* **摘录文字**:
++++++++

递归 CTE(这是 Postgres 的,Oracle 需要小改动) 注意:如果没有对策,一些循环将无法避免,导致无限递归。
CREATE TABLE pairs
( e1 varchar NOT NULL
, e2 varchar NOT NULL
, PRIMARY KEY (e1,e2)
);
INSERT INTO pairs(e1,e2) VALUES
('A' , 'B' )
, ('B','C' )
, ('C','D' )
, ('C','G' )
, ('E','F' )
, ('I','E' )
, ('H','G' )
, ('J','K' )
, ('K','L' )
;
WITH RECURSIVE tree AS (
WITH dpairs AS (
SELECT e1 AS one, e2 AS two FROM pairs WHERE e1 < e2
UNION ALL
SELECT e2 AS one, e1 AS two FROM pairs WHERE e1 > e2
)
SELECT dp.one AS opa
, dp.one AS one
, dp.two AS two
FROM dpairs dp
WHERE NOT EXISTS ( SELECT *
FROM dpairs nx
WHERE nx.two = dp.one
AND nx.one < dp.one
)
UNION ALL
SELECT tr.opa AS opa
, dp.one AS one
, dp.two AS two
FROM tree tr
JOIN dpairs dp ON dp.one = tr.two AND dp.two <> tr.opa AND dp.two <> tr.one
)
SELECT opa,one,two
, dense_rank() OVER (ORDER BY opa) AS rnk
FROM tree
ORDER BY opa, one,two
;
结果:
opa | one | two | rnk
-----+-----+-----+-----
A | A | B | 1
A | B | C | 1
A | C | D | 1
A | C | G | 1
A | G | H | 1
E | E | F | 2
E | E | I | 2
J | J | K | 3
J | K | L | 3
(9 rows)

++++++++

* **所给行**:
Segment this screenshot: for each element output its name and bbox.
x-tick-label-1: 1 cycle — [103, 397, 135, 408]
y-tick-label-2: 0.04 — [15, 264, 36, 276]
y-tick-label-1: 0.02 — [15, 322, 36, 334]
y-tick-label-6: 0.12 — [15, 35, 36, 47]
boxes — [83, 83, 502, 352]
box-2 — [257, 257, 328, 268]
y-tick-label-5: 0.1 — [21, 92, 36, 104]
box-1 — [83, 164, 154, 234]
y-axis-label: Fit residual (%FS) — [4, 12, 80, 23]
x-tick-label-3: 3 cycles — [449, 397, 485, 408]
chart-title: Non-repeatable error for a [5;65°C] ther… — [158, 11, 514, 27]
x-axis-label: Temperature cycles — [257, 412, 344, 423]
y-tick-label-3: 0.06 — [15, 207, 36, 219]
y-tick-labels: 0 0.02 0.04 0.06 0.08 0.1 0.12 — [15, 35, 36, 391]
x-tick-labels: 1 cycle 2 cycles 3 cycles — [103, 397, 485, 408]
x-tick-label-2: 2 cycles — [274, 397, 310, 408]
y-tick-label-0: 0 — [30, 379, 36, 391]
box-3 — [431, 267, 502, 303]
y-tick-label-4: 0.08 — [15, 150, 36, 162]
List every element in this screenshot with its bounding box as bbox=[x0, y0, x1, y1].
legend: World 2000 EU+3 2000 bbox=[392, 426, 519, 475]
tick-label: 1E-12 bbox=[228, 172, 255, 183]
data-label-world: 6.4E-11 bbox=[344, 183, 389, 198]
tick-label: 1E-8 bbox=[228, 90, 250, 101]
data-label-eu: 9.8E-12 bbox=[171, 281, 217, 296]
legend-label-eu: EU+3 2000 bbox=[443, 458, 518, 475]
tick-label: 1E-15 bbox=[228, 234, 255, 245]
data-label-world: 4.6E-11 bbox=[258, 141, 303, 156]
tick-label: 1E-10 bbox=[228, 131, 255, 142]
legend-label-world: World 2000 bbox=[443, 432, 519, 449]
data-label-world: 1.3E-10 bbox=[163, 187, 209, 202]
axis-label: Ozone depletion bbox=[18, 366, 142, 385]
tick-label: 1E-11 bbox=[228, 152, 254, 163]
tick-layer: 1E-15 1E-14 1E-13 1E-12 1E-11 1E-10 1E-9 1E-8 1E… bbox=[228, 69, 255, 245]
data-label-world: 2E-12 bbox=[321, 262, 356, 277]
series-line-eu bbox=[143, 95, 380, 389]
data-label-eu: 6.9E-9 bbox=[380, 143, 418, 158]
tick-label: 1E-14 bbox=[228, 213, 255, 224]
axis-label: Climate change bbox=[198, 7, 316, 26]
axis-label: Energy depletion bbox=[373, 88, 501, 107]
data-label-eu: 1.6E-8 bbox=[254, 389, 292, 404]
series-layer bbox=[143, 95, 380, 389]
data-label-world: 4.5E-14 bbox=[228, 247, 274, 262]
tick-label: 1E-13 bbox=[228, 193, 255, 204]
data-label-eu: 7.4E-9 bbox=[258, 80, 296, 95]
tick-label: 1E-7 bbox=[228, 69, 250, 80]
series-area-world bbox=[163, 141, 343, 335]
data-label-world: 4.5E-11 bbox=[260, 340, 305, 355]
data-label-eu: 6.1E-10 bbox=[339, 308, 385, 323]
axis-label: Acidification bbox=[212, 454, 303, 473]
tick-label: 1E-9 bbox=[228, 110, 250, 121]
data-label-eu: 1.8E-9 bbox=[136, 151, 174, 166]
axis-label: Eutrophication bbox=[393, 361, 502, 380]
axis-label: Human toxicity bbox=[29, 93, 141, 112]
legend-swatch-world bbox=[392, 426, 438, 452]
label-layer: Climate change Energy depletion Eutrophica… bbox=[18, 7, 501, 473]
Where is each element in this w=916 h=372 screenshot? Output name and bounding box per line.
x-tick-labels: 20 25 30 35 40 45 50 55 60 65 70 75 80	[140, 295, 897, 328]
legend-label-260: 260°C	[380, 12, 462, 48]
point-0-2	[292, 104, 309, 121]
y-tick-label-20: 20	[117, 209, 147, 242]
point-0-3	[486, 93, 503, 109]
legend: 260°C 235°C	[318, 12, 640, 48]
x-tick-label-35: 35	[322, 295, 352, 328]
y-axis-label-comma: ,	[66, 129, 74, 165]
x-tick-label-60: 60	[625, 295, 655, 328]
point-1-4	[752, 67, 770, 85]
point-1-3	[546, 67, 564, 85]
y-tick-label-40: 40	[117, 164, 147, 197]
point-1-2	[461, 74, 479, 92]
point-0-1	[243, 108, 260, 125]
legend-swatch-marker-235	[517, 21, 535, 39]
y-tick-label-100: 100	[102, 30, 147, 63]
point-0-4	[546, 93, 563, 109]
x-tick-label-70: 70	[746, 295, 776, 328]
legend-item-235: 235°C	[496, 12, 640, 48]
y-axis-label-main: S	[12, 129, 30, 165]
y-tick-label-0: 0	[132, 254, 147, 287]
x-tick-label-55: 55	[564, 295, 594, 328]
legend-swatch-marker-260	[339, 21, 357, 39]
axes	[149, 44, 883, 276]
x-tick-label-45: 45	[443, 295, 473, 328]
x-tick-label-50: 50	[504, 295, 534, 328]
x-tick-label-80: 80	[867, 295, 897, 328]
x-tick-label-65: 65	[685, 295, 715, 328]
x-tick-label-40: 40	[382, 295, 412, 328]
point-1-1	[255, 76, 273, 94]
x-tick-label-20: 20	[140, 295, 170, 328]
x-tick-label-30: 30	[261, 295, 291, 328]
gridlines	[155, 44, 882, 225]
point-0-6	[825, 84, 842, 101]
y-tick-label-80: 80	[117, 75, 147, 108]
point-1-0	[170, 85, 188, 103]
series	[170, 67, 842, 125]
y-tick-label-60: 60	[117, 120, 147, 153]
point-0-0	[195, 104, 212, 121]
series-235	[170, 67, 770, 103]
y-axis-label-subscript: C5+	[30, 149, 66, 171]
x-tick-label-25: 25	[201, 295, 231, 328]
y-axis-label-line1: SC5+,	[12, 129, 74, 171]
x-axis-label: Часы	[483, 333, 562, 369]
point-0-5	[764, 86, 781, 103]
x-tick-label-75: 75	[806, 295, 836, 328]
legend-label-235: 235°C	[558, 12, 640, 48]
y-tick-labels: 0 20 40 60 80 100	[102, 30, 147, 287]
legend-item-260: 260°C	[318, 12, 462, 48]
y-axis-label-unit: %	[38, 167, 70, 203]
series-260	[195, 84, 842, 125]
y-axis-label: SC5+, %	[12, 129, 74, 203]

++++++++

根据摘录文字回答下列问题:
1. 这段递归 CTE 代码是为哪种数据库写的?
2. pairs 表的主键由哪几列组成?
3. 结果一共有多少行?

* **完整答案**:
1. Postgres(用于 Oracle 需要小改动)。
2. e1 和 e2。
3. 9 行。